Your instructions:
Rewrite everything from the start of the items down to and including the line containing "x-tick-label: 1-Mar-20 xyxy=(49,495,104,527)", swapping "y-tick-label" for "y-axis-tick" and leaving all else as it stands.

Dataset excerpts:

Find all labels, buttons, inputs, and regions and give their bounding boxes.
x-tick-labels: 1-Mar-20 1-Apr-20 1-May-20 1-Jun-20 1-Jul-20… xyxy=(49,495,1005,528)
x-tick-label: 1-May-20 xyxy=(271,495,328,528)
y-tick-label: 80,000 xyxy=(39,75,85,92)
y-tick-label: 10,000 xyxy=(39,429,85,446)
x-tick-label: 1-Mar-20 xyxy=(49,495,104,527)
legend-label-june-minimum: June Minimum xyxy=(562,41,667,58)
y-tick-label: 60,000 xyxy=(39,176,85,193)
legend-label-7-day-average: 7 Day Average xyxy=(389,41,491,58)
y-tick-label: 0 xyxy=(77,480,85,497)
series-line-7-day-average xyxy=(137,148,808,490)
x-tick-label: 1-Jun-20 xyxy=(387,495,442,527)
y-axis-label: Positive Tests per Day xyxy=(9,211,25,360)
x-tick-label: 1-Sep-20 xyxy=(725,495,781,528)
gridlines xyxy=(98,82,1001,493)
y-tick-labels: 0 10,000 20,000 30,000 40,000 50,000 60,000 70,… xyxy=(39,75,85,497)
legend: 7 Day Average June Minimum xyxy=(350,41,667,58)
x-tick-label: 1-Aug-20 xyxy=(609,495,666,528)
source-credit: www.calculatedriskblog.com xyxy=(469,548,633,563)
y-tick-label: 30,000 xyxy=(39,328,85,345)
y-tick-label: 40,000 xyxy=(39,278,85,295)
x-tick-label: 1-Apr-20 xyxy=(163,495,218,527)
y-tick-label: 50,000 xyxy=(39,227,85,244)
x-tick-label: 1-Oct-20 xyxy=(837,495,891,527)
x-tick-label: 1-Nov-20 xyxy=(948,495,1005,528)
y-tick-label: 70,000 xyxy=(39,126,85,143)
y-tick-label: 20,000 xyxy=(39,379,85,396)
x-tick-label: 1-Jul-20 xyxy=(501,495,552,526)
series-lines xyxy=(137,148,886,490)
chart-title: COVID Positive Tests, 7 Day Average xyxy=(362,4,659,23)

Task result:
Find all labels, buttons, inputs, and regions and give their bounding boxes.
x-tick-labels: 1-Mar-20 1-Apr-20 1-May-20 1-Jun-20 1-Jul-20… xyxy=(49,495,1005,528)
x-tick-label: 1-May-20 xyxy=(271,495,328,528)
y-axis-tick: 80,000 xyxy=(39,75,85,92)
y-axis-tick: 10,000 xyxy=(39,429,85,446)
x-tick-label: 1-Mar-20 xyxy=(49,495,104,527)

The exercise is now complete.